THE TASK - Your task is to repeat all of the material exactly.

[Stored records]
========================================

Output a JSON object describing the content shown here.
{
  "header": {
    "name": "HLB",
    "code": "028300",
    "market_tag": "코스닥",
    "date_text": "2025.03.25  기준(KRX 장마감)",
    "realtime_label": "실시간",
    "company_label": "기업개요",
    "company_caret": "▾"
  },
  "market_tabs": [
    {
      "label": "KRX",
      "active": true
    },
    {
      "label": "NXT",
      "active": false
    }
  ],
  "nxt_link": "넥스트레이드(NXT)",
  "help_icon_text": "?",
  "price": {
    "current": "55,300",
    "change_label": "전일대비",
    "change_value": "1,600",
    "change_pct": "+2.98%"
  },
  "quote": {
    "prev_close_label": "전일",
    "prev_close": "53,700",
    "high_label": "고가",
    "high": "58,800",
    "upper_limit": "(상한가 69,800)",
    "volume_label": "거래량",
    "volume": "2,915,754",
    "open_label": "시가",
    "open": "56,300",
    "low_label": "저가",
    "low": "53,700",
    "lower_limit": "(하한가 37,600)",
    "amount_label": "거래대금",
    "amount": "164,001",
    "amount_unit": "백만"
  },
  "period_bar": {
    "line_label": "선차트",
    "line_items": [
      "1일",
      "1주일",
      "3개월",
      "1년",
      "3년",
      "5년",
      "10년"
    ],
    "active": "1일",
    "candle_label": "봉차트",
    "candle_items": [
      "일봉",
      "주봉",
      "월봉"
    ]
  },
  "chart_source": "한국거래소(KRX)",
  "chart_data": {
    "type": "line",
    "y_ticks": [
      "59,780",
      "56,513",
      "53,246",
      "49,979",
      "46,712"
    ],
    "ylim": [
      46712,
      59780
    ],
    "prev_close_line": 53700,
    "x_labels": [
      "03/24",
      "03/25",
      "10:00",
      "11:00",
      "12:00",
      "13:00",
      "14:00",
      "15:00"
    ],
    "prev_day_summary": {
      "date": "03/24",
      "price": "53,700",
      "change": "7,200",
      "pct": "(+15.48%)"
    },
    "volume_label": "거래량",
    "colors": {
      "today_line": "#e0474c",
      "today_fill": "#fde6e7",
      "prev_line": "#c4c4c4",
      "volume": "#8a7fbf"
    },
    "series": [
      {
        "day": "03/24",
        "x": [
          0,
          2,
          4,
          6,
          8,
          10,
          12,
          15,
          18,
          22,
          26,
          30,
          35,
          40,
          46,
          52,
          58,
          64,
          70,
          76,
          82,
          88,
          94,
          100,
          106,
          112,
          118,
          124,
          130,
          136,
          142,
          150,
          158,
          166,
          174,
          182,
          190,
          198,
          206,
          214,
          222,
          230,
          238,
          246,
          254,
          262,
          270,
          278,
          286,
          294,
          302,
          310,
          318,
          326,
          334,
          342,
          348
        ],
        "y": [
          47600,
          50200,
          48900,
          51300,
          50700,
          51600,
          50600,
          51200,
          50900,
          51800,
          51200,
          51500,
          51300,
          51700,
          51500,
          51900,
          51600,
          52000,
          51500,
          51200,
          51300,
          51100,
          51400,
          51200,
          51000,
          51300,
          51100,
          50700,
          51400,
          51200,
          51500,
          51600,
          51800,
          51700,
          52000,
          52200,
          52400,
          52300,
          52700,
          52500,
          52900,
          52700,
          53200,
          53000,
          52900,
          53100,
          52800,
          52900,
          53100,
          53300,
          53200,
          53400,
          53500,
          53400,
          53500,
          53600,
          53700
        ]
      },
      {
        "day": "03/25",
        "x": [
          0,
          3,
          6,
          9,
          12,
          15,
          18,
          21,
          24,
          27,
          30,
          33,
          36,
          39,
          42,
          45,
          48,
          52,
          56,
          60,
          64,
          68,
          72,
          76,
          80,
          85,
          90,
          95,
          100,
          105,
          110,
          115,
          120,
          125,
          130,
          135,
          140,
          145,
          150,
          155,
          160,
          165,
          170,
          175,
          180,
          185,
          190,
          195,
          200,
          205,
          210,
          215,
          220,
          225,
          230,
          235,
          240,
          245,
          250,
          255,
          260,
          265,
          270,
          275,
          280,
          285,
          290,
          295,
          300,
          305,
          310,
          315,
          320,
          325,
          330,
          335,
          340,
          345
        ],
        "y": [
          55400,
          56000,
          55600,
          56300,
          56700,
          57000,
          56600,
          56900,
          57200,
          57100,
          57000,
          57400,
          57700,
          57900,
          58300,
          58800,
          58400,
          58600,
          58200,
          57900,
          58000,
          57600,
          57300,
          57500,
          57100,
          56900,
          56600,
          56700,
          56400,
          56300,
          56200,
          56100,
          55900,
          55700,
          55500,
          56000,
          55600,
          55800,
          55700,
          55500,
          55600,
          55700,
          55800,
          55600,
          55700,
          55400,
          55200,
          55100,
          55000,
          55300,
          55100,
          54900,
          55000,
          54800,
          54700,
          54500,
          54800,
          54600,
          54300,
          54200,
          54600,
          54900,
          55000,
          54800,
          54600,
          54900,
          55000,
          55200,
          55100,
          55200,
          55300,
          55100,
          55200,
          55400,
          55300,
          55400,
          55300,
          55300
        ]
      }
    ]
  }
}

========================================

WRITTEN SOLUTION -
Output a JSON object describing the content shown here.
{
  "header": {
    "name": "HLB",
    "code": "028300",
    "market_tag": "코스닥",
    "date_text": "2025.03.25  기준(KRX 장마감)",
    "realtime_label": "실시간",
    "company_label": "기업개요",
    "company_caret": "▾"
  },
  "market_tabs": [
    {
      "label": "KRX",
      "active": true
    },
    {
      "label": "NXT",
      "active": false
    }
  ],
  "nxt_link": "넥스트레이드(NXT)",
  "help_icon_text": "?",
  "price": {
    "current": "55,300",
    "change_label": "전일대비",
    "change_value": "1,600",
    "change_pct": "+2.98%"
  },
  "quote": {
    "prev_close_label": "전일",
    "prev_close": "53,700",
    "high_label": "고가",
    "high": "58,800",
    "upper_limit": "(상한가 69,800)",
    "volume_label": "거래량",
    "volume": "2,915,754",
    "open_label": "시가",
    "open": "56,300",
    "low_label": "저가",
    "low": "53,700",
    "lower_limit": "(하한가 37,600)",
    "amount_label": "거래대금",
    "amount": "164,001",
    "amount_unit": "백만"
  },
  "period_bar": {
    "line_label": "선차트",
    "line_items": [
      "1일",
      "1주일",
      "3개월",
      "1년",
      "3년",
      "5년",
      "10년"
    ],
    "active": "1일",
    "candle_label": "봉차트",
    "candle_items": [
      "일봉",
      "주봉",
      "월봉"
    ]
  },
  "chart_source": "한국거래소(KRX)",
  "chart_data": {
    "type": "line",
    "y_ticks": [
      "59,780",
      "56,513",
      "53,246",
      "49,979",
      "46,712"
    ],
    "ylim": [
      46712,
      59780
    ],
    "prev_close_line": 53700,
    "x_labels": [
      "03/24",
      "03/25",
      "10:00",
      "11:00",
      "12:00",
      "13:00",
      "14:00",
      "15:00"
    ],
    "prev_day_summary": {
      "date": "03/24",
      "price": "53,700",
      "change": "7,200",
      "pct": "(+15.48%)"
    },
    "volume_label": "거래량",
    "colors": {
      "today_line": "#e0474c",
      "today_fill": "#fde6e7",
      "prev_line": "#c4c4c4",
      "volume": "#8a7fbf"
    },
    "series": [
      {
        "day": "03/24",
        "x": [
          0,
          2,
          4,
          6,
          8,
          10,
          12,
          15,
          18,
          22,
          26,
          30,
          35,
          40,
          46,
          52,
          58,
          64,
          70,
          76,
          82,
          88,
          94,
          100,
          106,
          112,
          118,
          124,
          130,
          136,
          142,
          150,
          158,
          166,
          174,
          182,
          190,
          198,
          206,
          214,
          222,
          230,
          238,
          246,
          254,
          262,
          270,
          278,
          286,
          294,
          302,
          310,
          318,
          326,
          334,
          342,
          348
        ],
        "y": [
          47600,
          50200,
          48900,
          51300,
          50700,
          51600,
          50600,
          51200,
          50900,
          51800,
          51200,
          51500,
          51300,
          51700,
          51500,
          51900,
          51600,
          52000,
          51500,
          51200,
          51300,
          51100,
          51400,
          51200,
          51000,
          51300,
          51100,
          50700,
          51400,
          51200,
          51500,
          51600,
          51800,
          51700,
          52000,
          52200,
          52400,
          52300,
          52700,
          52500,
          52900,
          52700,
          53200,
          53000,
          52900,
          53100,
          52800,
          52900,
          53100,
          53300,
          53200,
          53400,
          53500,
          53400,
          53500,
          53600,
          53700
        ]
      },
      {
        "day": "03/25",
        "x": [
          0,
          3,
          6,
          9,
          12,
          15,
          18,
          21,
          24,
          27,
          30,
          33,
          36,
          39,
          42,
          45,
          48,
          52,
          56,
          60,
          64,
          68,
          72,
          76,
          80,
          85,
          90,
          95,
          100,
          105,
          110,
          115,
          120,
          125,
          130,
          135,
          140,
          145,
          150,
          155,
          160,
          165,
          170,
          175,
          180,
          185,
          190,
          195,
          200,
          205,
          210,
          215,
          220,
          225,
          230,
          235,
          240,
          245,
          250,
          255,
          260,
          265,
          270,
          275,
          280,
          285,
          290,
          295,
          300,
          305,
          310,
          315,
          320,
          325,
          330,
          335,
          340,
          345
        ],
        "y": [
          55400,
          56000,
          55600,
          56300,
          56700,
          57000,
          56600,
          56900,
          57200,
          57100,
          57000,
          57400,
          57700,
          57900,
          58300,
          58800,
          58400,
          58600,
          58200,
          57900,
          58000,
          57600,
          57300,
          57500,
          57100,
          56900,
          56600,
          56700,
          56400,
          56300,
          56200,
          56100,
          55900,
          55700,
          55500,
          56000,
          55600,
          55800,
          55700,
          55500,
          55600,
          55700,
          55800,
          55600,
          55700,
          55400,
          55200,
          55100,
          55000,
          55300,
          55100,
          54900,
          55000,
          54800,
          54700,
          54500,
          54800,
          54600,
          54300,
          54200,
          54600,
          54900,
          55000,
          54800,
          54600,
          54900,
          55000,
          55200,
          55100,
          55200,
          55300,
          55100,
          55200,
          55400,
          55300,
          55400,
          55300,
          55300
        ]
      }
    ]
  }
}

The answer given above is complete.